Data records
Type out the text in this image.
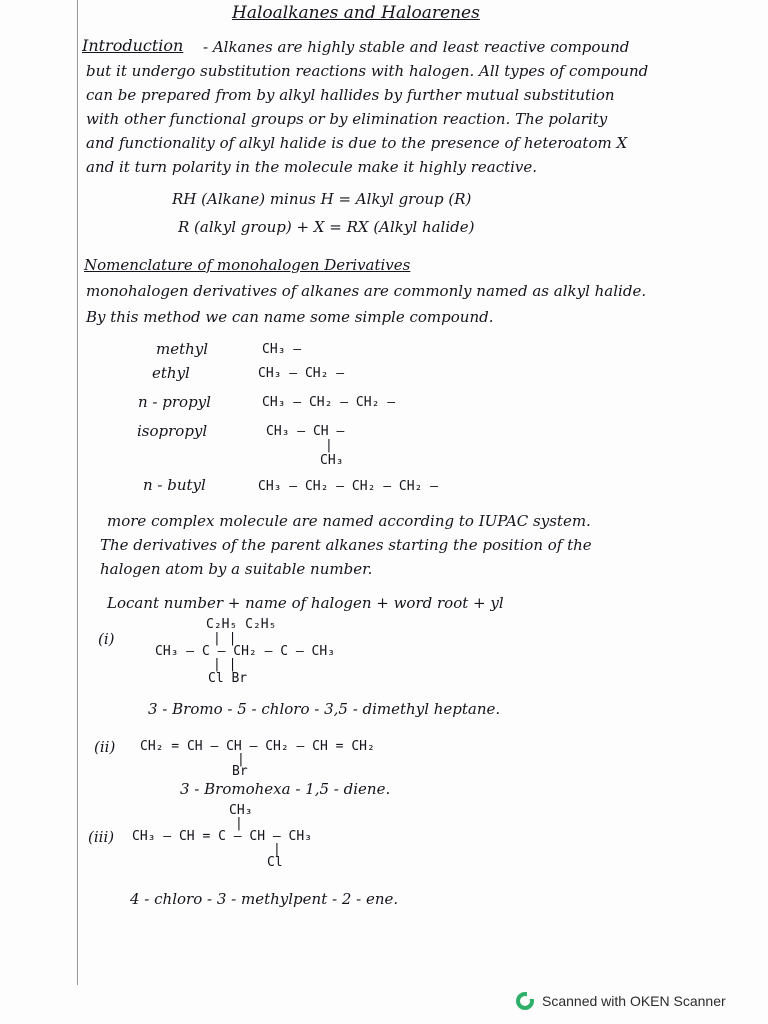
Haloalkanes and Haloarenes
Introduction - Alkanes are highly stable and least reactive compound
but it undergo substitution reactions with halogen. All types of compound
can be prepared from by alkyl hallides by further mutual substitution
with other functional groups or by elimination reaction. The polarity
and functionality of alkyl halide is due to the presence of heteroatom X
and it turn polarity in the molecule make it highly reactive.
RH (Alkane) minus H = Alkyl group (R)
R (alkyl group) + X = RX (Alkyl halide)
Nomenclature of monohalogen Derivatives
monohalogen derivatives of alkanes are commonly named as alkyl halide.
By this method we can name some simple compound.
methyl	CH₃ —
ethyl	CH₃ — CH₂ —
n - propyl	CH₃ — CH₂ — CH₂ —
isopropyl	CH₃ — CH —
|
CH₃
n - butyl	CH₃ — CH₂ — CH₂ — CH₂ —
more complex molecule are named according to IUPAC system.
The derivatives of the parent alkanes starting the position of the
halogen atom by a suitable number.
Locant number + name of halogen + word root + yl
(i)
C₂H₅ C₂H₅
| |
CH₃ — C — CH₂ — C — CH₃
| |
Cl Br
3 - Bromo - 5 - chloro - 3,5 - dimethyl heptane.
(ii) CH₂ = CH — CH — CH₂ — CH = CH₂
|
Br
3 - Bromohexa - 1,5 - diene.
CH₃
|
(iii) CH₃ — CH = C — CH — CH₃
|
Cl
4 - chloro - 3 - methylpent - 2 - ene.
Scanned with OKEN Scanner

Exercise
Print out the lines exactly, skipping any picture.

Task result
Type out the text in this image.
Haloalkanes and Haloarenes
Introduction - Alkanes are highly stable and least reactive compound
but it undergo substitution reactions with halogen. All types of compound
can be prepared from by alkyl hallides by further mutual substitution
with other functional groups or by elimination reaction. The polarity
and functionality of alkyl halide is due to the presence of heteroatom X
and it turn polarity in the molecule make it highly reactive.
RH (Alkane) minus H = Alkyl group (R)
R (alkyl group) + X = RX (Alkyl halide)
Nomenclature of monohalogen Derivatives
monohalogen derivatives of alkanes are commonly named as alkyl halide.
By this method we can name some simple compound.
methyl	CH₃ —
ethyl	CH₃ — CH₂ —
n - propyl	CH₃ — CH₂ — CH₂ —
isopropyl	CH₃ — CH —
|
CH₃
n - butyl	CH₃ — CH₂ — CH₂ — CH₂ —
more complex molecule are named according to IUPAC system.
The derivatives of the parent alkanes starting the position of the
halogen atom by a suitable number.
Locant number + name of halogen + word root + yl
(i)
C₂H₅ C₂H₅
| |
CH₃ — C — CH₂ — C — CH₃
| |
Cl Br
3 - Bromo - 5 - chloro - 3,5 - dimethyl heptane.
(ii) CH₂ = CH — CH — CH₂ — CH = CH₂
|
Br
3 - Bromohexa - 1,5 - diene.
CH₃
|
(iii) CH₃ — CH = C — CH — CH₃
|
Cl
4 - chloro - 3 - methylpent - 2 - ene.
Scanned with OKEN Scanner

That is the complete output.